-- AIM OF THE EXERCISE --
Spot every line with the word "description" and return it.

Stored data:
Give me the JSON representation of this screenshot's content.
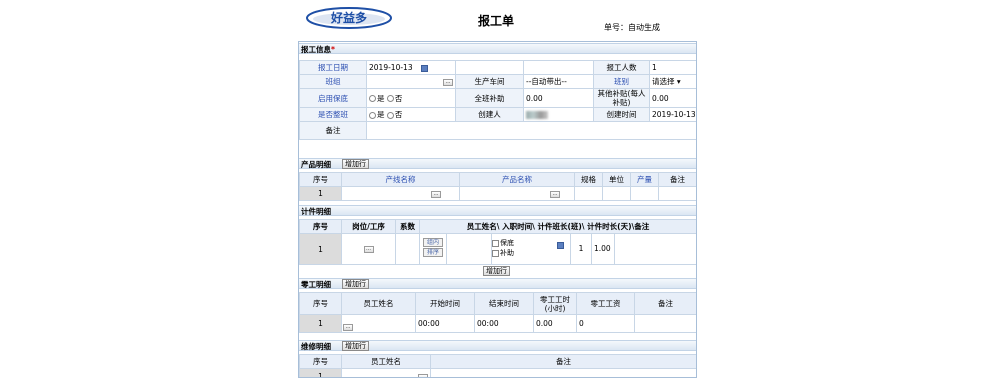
{
  "header": {
    "logo_text": "好益多",
    "title": "报工单",
    "doc_no_label": "单号：",
    "doc_no_value": "自动生成"
  },
  "info": {
    "section_title": "报工信息",
    "required_mark": "*",
    "report_date_label": "报工日期",
    "report_date_value": "2019-10-13",
    "reporter_count_label": "报工人数",
    "reporter_count_value": "1",
    "team_label": "班组",
    "workshop_label": "生产车间",
    "workshop_value": "--自动带出--",
    "shift_label": "班别",
    "shift_value": "请选择",
    "insurance_label": "启用保底",
    "yes": "是",
    "no": "否",
    "full_subsidy_label": "全班补助",
    "full_subsidy_value": "0.00",
    "other_subsidy_label": "其他补贴(每人补贴)",
    "other_subsidy_value": "0.00",
    "whole_shift_label": "是否整班",
    "creator_label": "创建人",
    "create_time_label": "创建时间",
    "create_time_value": "2019-10-13",
    "remark_label": "备注"
  },
  "product": {
    "section_title": "产品明细",
    "add_row": "增加行",
    "headers": [
      "序号",
      "产线名称",
      "产品名称",
      "规格",
      "单位",
      "产量",
      "备注"
    ],
    "row_no": "1"
  },
  "piece": {
    "section_title": "计件明细",
    "headers": [
      "序号",
      "岗位/工序",
      "系数",
      "员工姓名\\ 入职时间\\ 计件班长(班)\\ 计件时长(天)\\备注"
    ],
    "row_no": "1",
    "group_btn": "组内",
    "sort_btn": "排序",
    "insurance_opt": "保底",
    "subsidy_opt": "补助",
    "qty": "1",
    "hours": "1.00",
    "add_row": "增加行"
  },
  "odd": {
    "section_title": "零工明细",
    "add_row": "增加行",
    "headers": [
      "序号",
      "员工姓名",
      "开始时间",
      "结束时间",
      "零工工时(小时)",
      "零工工资",
      "备注"
    ],
    "row": {
      "no": "1",
      "start": "00:00",
      "end": "00:00",
      "hours": "0.00",
      "wage": "0"
    }
  },
  "repair": {
    "section_title": "维修明细",
    "add_row": "增加行",
    "headers": [
      "序号",
      "员工姓名",
      "备注"
    ],
    "row_no": "1"
  }
}
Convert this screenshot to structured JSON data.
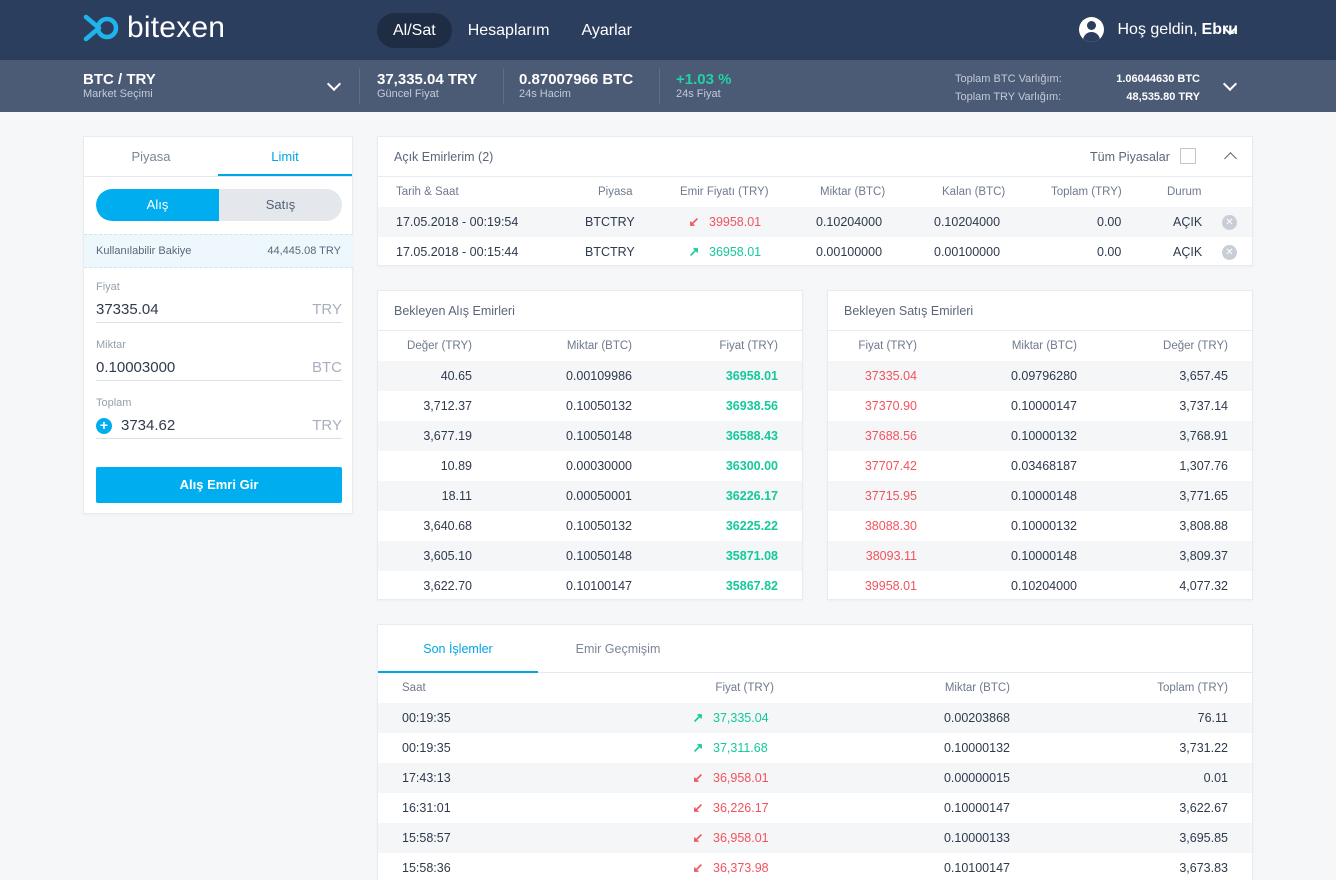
{
  "nav": {
    "brand": "bitexen",
    "links": [
      "Al/Sat",
      "Hesaplarım",
      "Ayarlar"
    ],
    "greeting": "Hoş geldin,",
    "user_name": "Ebru"
  },
  "market": {
    "pair": "BTC / TRY",
    "pair_sub": "Market Seçimi",
    "price": "37,335.04 TRY",
    "price_label": "Güncel Fiyat",
    "volume": "0.87007966 BTC",
    "volume_label": "24s Hacim",
    "change": "+1.03 %",
    "change_label": "24s Fiyat",
    "btc_balance_label": "Toplam BTC Varlığım:",
    "btc_balance": "1.06044630 BTC",
    "try_balance_label": "Toplam TRY Varlığım:",
    "try_balance": "48,535.80 TRY"
  },
  "order_form": {
    "tabs": [
      "Piyasa",
      "Limit"
    ],
    "sides": [
      "Alış",
      "Satış"
    ],
    "available_label": "Kullanılabilir Bakiye",
    "available_value": "44,445.08 TRY",
    "price_label": "Fiyat",
    "price_value": "37335.04",
    "price_unit": "TRY",
    "amount_label": "Miktar",
    "amount_value": "0.10003000",
    "amount_unit": "BTC",
    "total_label": "Toplam",
    "total_value": "3734.62",
    "total_unit": "TRY",
    "submit": "Alış Emri Gir"
  },
  "open_orders": {
    "title": "Açık Emirlerim (2)",
    "all_markets": "Tüm Piyasalar",
    "headers": [
      "Tarih & Saat",
      "Piyasa",
      "Emir Fiyatı (TRY)",
      "Miktar (BTC)",
      "Kalan (BTC)",
      "Toplam (TRY)",
      "Durum"
    ],
    "rows": [
      {
        "date": "17.05.2018 - 00:19:54",
        "market": "BTCTRY",
        "dir": "down",
        "price": "39958.01",
        "amount": "0.10204000",
        "remaining": "0.10204000",
        "total": "0.00",
        "status": "AÇIK"
      },
      {
        "date": "17.05.2018 - 00:15:44",
        "market": "BTCTRY",
        "dir": "up",
        "price": "36958.01",
        "amount": "0.00100000",
        "remaining": "0.00100000",
        "total": "0.00",
        "status": "AÇIK"
      }
    ]
  },
  "buy_orders": {
    "title": "Bekleyen Alış Emirleri",
    "headers": [
      "Değer (TRY)",
      "Miktar (BTC)",
      "Fiyat (TRY)"
    ],
    "rows": [
      [
        "40.65",
        "0.00109986",
        "36958.01"
      ],
      [
        "3,712.37",
        "0.10050132",
        "36938.56"
      ],
      [
        "3,677.19",
        "0.10050148",
        "36588.43"
      ],
      [
        "10.89",
        "0.00030000",
        "36300.00"
      ],
      [
        "18.11",
        "0.00050001",
        "36226.17"
      ],
      [
        "3,640.68",
        "0.10050132",
        "36225.22"
      ],
      [
        "3,605.10",
        "0.10050148",
        "35871.08"
      ],
      [
        "3,622.70",
        "0.10100147",
        "35867.82"
      ]
    ]
  },
  "sell_orders": {
    "title": "Bekleyen Satış Emirleri",
    "headers": [
      "Fiyat (TRY)",
      "Miktar (BTC)",
      "Değer (TRY)"
    ],
    "rows": [
      [
        "37335.04",
        "0.09796280",
        "3,657.45"
      ],
      [
        "37370.90",
        "0.10000147",
        "3,737.14"
      ],
      [
        "37688.56",
        "0.10000132",
        "3,768.91"
      ],
      [
        "37707.42",
        "0.03468187",
        "1,307.76"
      ],
      [
        "37715.95",
        "0.10000148",
        "3,771.65"
      ],
      [
        "38088.30",
        "0.10000132",
        "3,808.88"
      ],
      [
        "38093.11",
        "0.10000148",
        "3,809.37"
      ],
      [
        "39958.01",
        "0.10204000",
        "4,077.32"
      ]
    ]
  },
  "trades": {
    "tabs": [
      "Son İşlemler",
      "Emir Geçmişim"
    ],
    "headers": [
      "Saat",
      "Fiyat (TRY)",
      "Miktar (BTC)",
      "Toplam (TRY)"
    ],
    "rows": [
      {
        "time": "00:19:35",
        "dir": "up",
        "price": "37,335.04",
        "amount": "0.00203868",
        "total": "76.11"
      },
      {
        "time": "00:19:35",
        "dir": "up",
        "price": "37,311.68",
        "amount": "0.10000132",
        "total": "3,731.22"
      },
      {
        "time": "17:43:13",
        "dir": "down",
        "price": "36,958.01",
        "amount": "0.00000015",
        "total": "0.01"
      },
      {
        "time": "16:31:01",
        "dir": "down",
        "price": "36,226.17",
        "amount": "0.10000147",
        "total": "3,622.67"
      },
      {
        "time": "15:58:57",
        "dir": "down",
        "price": "36,958.01",
        "amount": "0.10000133",
        "total": "3,695.85"
      },
      {
        "time": "15:58:36",
        "dir": "down",
        "price": "36,373.98",
        "amount": "0.10100147",
        "total": "3,673.83"
      }
    ]
  },
  "colors": {
    "nav_bg": "#2c3e5e",
    "market_bg": "#4b5b76",
    "accent": "#00aeef",
    "up": "#15c99a",
    "down": "#f0545f"
  },
  "icons": {
    "logo": "bitexen-logo-icon",
    "user": "user-avatar-icon",
    "up": "arrow-up-right-icon",
    "down": "arrow-down-left-icon",
    "close": "close-circle-icon"
  }
}
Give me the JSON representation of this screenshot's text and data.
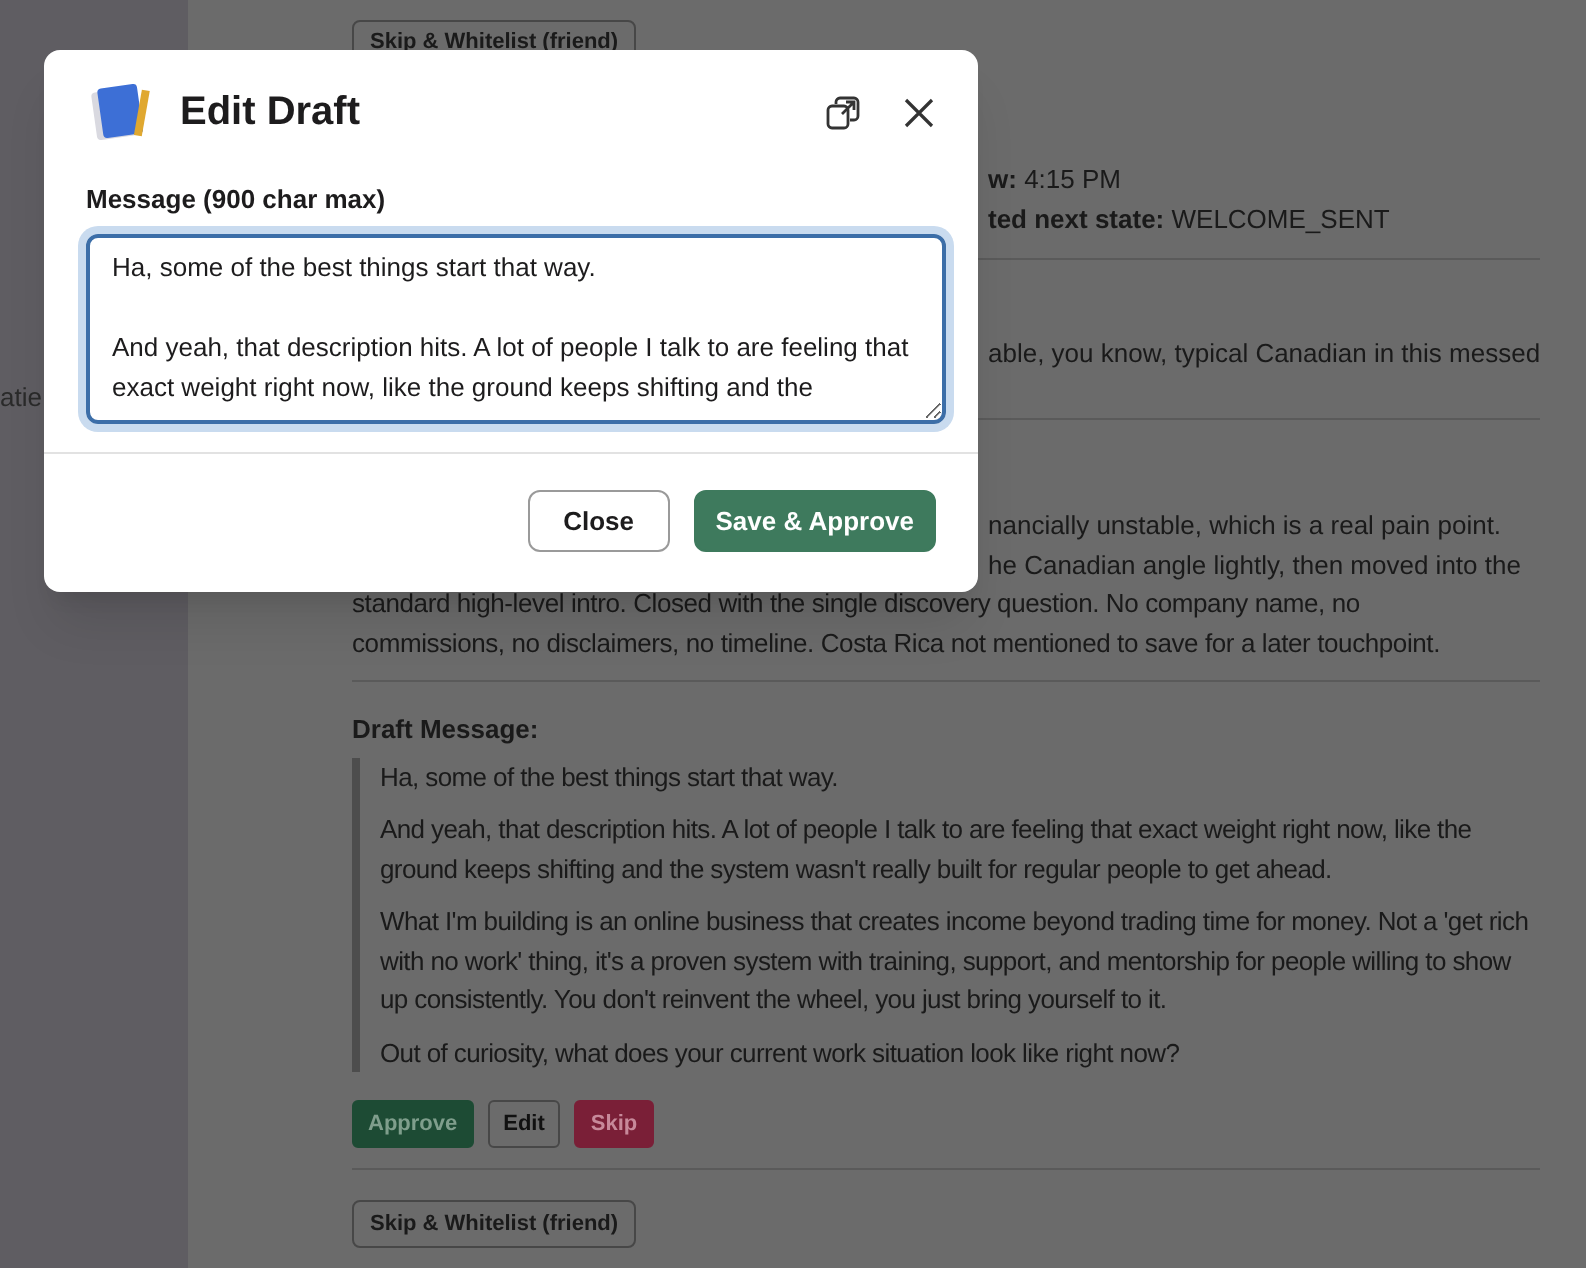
{
  "sidebar": {
    "items": [
      {
        "label": "atie"
      }
    ]
  },
  "feed": {
    "top_button": "Skip & Whitelist (friend)",
    "meta_lines": [
      {
        "label": "w:",
        "value": "4:15 PM"
      },
      {
        "label": "ted next state:",
        "value": "WELCOME_SENT"
      }
    ],
    "summary_fragment": "able, you know, typical Canadian in this messed",
    "notes_lines": [
      {
        "kind": "partial",
        "text": "nancially unstable, which is a real pain point."
      },
      {
        "kind": "partial",
        "text": "he Canadian angle lightly, then moved into the"
      },
      {
        "kind": "full",
        "text": "standard high-level intro. Closed with the single discovery question. No company name, no"
      },
      {
        "kind": "full",
        "text": "commissions, no disclaimers, no timeline. Costa Rica not mentioned to save for a later touchpoint."
      }
    ],
    "draft": {
      "heading": "Draft Message:",
      "paragraphs": [
        "Ha, some of the best things start that way.",
        "And yeah, that description hits. A lot of people I talk to are feeling that exact weight right now, like the ground keeps shifting and the system wasn't really built for regular people to get ahead.",
        "What I'm building is an online business that creates income beyond trading time for money. Not a 'get rich with no work' thing, it's a proven system with training, support, and mentorship for people willing to show up consistently. You don't reinvent the wheel, you just bring yourself to it.",
        "Out of curiosity, what does your current work situation look like right now?"
      ]
    },
    "actions": [
      {
        "label": "Approve",
        "kind": "approve"
      },
      {
        "label": "Edit",
        "kind": "edit"
      },
      {
        "label": "Skip",
        "kind": "skip"
      }
    ],
    "bottom_button": "Skip & Whitelist (friend)"
  },
  "modal": {
    "title": "Edit Draft",
    "field_label": "Message (900 char max)",
    "message": "Ha, some of the best things start that way.\n\nAnd yeah, that description hits. A lot of people I talk to are feeling that exact weight right now, like the ground keeps shifting and the",
    "buttons": [
      {
        "label": "Close",
        "kind": "secondary"
      },
      {
        "label": "Save & Approve",
        "kind": "primary"
      }
    ]
  }
}
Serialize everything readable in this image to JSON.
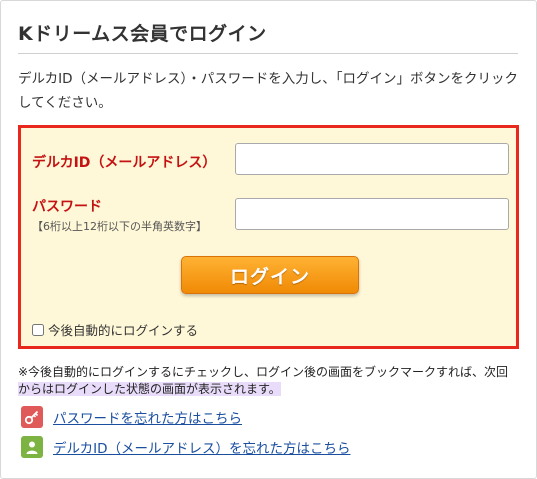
{
  "title": "Kドリームス会員でログイン",
  "intro": "デルカID（メールアドレス）・パスワードを入力し、「ログイン」ボタンをクリックしてください。",
  "form": {
    "id_label": "デルカID（メールアドレス）",
    "id_value": "",
    "password_label": "パスワード",
    "password_hint": "【6桁以上12桁以下の半角英数字】",
    "password_value": "",
    "login_label": "ログイン",
    "auto_login_label": "今後自動的にログインする",
    "auto_login_checked": false
  },
  "note_line1": "※今後自動的にログインするにチェックし、ログイン後の画面をブックマークすれば、次回",
  "note_line2": "からはログインした状態の画面が表示されます。",
  "links": {
    "forgot_password": "パスワードを忘れた方はこちら",
    "forgot_id": "デルカID（メールアドレス）を忘れた方はこちら"
  },
  "icons": {
    "forgot_password": "key-icon",
    "forgot_id": "user-icon"
  },
  "colors": {
    "accent_red": "#e8281c",
    "label_red": "#c41212",
    "box_bg": "#fff8d8",
    "button_orange": "#f59a12",
    "link_blue": "#1a4fa0"
  }
}
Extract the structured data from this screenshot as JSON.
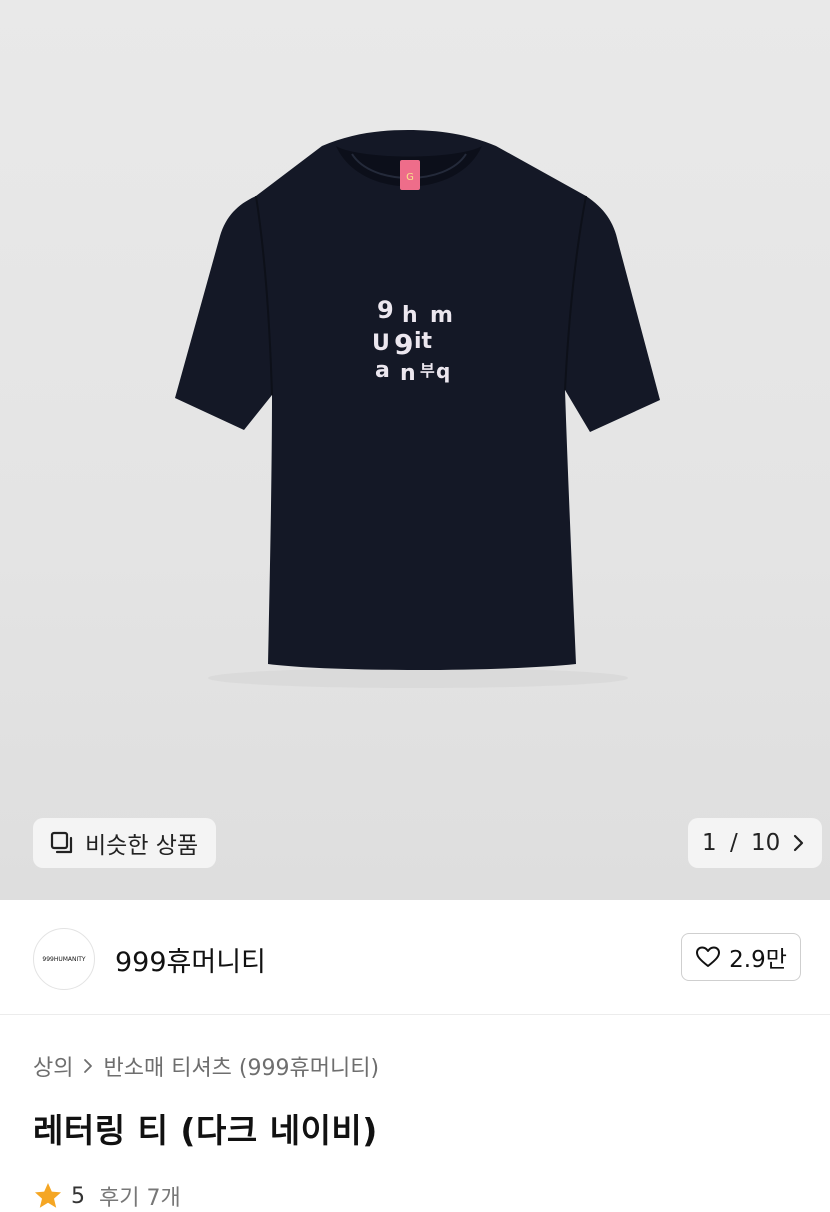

-- SOLVED PROBLEM --
        "And yeah, that description hits. A lot of people I talk to are feeling that exact weight right now, like the ground keeps shifting and the system wasn't really built for regular people to get ahead.",
    "message": "Ha, some of the best things start that way.\n\nAnd yeah, that description hits. A lot of people I talk to are feeling that exact weight right now, like the ground keeps shifting and the",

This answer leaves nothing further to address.